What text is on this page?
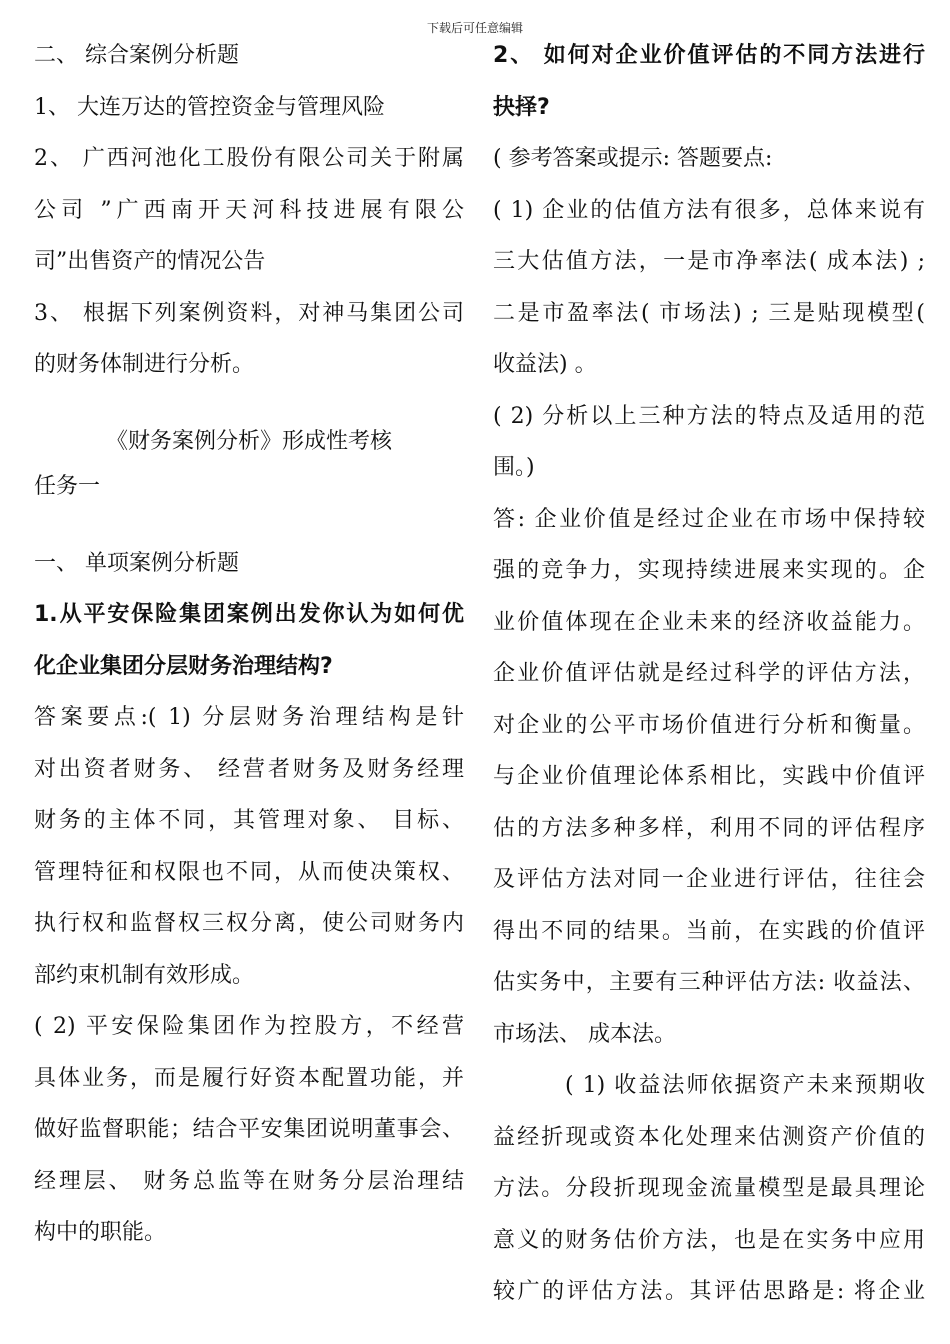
下载后可任意编辑
二、 综合案例分析题
1、 大连万达的管控资金与管理风险
2、 广西河池化工股份有限公司关于附属
公司 ”广西南开天河科技进展有限公
司”出售资产的情况公告
3、 根据下列案例资料，对神马集团公司
的财务体制进行分析。
《财务案例分析》形成性考核
任务一
一、 单项案例分析题
1.从平安保险集团案例出发你认为如何优
化企业集团分层财务治理结构?
答案要点:( 1) 分层财务治理结构是针
对出资者财务、 经营者财务及财务经理
财务的主体不同，其管理对象、 目标、
管理特征和权限也不同，从而使决策权、
执行权和监督权三权分离，使公司财务内
部约束机制有效形成。
( 2) 平安保险集团作为控股方，不经营
具体业务，而是履行好资本配置功能，并
做好监督职能；结合平安集团说明董事会、
经理层、 财务总监等在财务分层治理结
构中的职能。
2、 如何对企业价值评估的不同方法进行
抉择?
( 参考答案或提示: 答题要点:
( 1) 企业的估值方法有很多，总体来说有
三大估值方法，一是市净率法( 成本法) ;
二是市盈率法( 市场法) ; 三是贴现模型(
收益法) 。
( 2) 分析以上三种方法的特点及适用的范
围。)
答: 企业价值是经过企业在市场中保持较
强的竞争力，实现持续进展来实现的。企
业价值体现在企业未来的经济收益能力。
企业价值评估就是经过科学的评估方法，
对企业的公平市场价值进行分析和衡量。
与企业价值理论体系相比，实践中价值评
估的方法多种多样，利用不同的评估程序
及评估方法对同一企业进行评估，往往会
得出不同的结果。当前，在实践的价值评
估实务中，主要有三种评估方法: 收益法、
市场法、 成本法。
( 1) 收益法师依据资产未来预期收
益经折现或资本化处理来估测资产价值的
方法。分段折现现金流量模型是最具理论
意义的财务估价方法，也是在实务中应用
较广的评估方法。其评估思路是: 将企业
====
Leave the images out, please, and restate each line word for word.

Result —
What text is on this page?
下载后可任意编辑
二、 综合案例分析题
1、 大连万达的管控资金与管理风险
2、 广西河池化工股份有限公司关于附属
公司 ”广西南开天河科技进展有限公
司”出售资产的情况公告
3、 根据下列案例资料，对神马集团公司
的财务体制进行分析。
《财务案例分析》形成性考核
任务一
一、 单项案例分析题
1.从平安保险集团案例出发你认为如何优
化企业集团分层财务治理结构?
答案要点:( 1) 分层财务治理结构是针
对出资者财务、 经营者财务及财务经理
财务的主体不同，其管理对象、 目标、
管理特征和权限也不同，从而使决策权、
执行权和监督权三权分离，使公司财务内
部约束机制有效形成。
( 2) 平安保险集团作为控股方，不经营
具体业务，而是履行好资本配置功能，并
做好监督职能；结合平安集团说明董事会、
经理层、 财务总监等在财务分层治理结
构中的职能。
2、 如何对企业价值评估的不同方法进行
抉择?
( 参考答案或提示: 答题要点:
( 1) 企业的估值方法有很多，总体来说有
三大估值方法，一是市净率法( 成本法) ;
二是市盈率法( 市场法) ; 三是贴现模型(
收益法) 。
( 2) 分析以上三种方法的特点及适用的范
围。)
答: 企业价值是经过企业在市场中保持较
强的竞争力，实现持续进展来实现的。企
业价值体现在企业未来的经济收益能力。
企业价值评估就是经过科学的评估方法，
对企业的公平市场价值进行分析和衡量。
与企业价值理论体系相比，实践中价值评
估的方法多种多样，利用不同的评估程序
及评估方法对同一企业进行评估，往往会
得出不同的结果。当前，在实践的价值评
估实务中，主要有三种评估方法: 收益法、
市场法、 成本法。
( 1) 收益法师依据资产未来预期收
益经折现或资本化处理来估测资产价值的
方法。分段折现现金流量模型是最具理论
意义的财务估价方法，也是在实务中应用
较广的评估方法。其评估思路是: 将企业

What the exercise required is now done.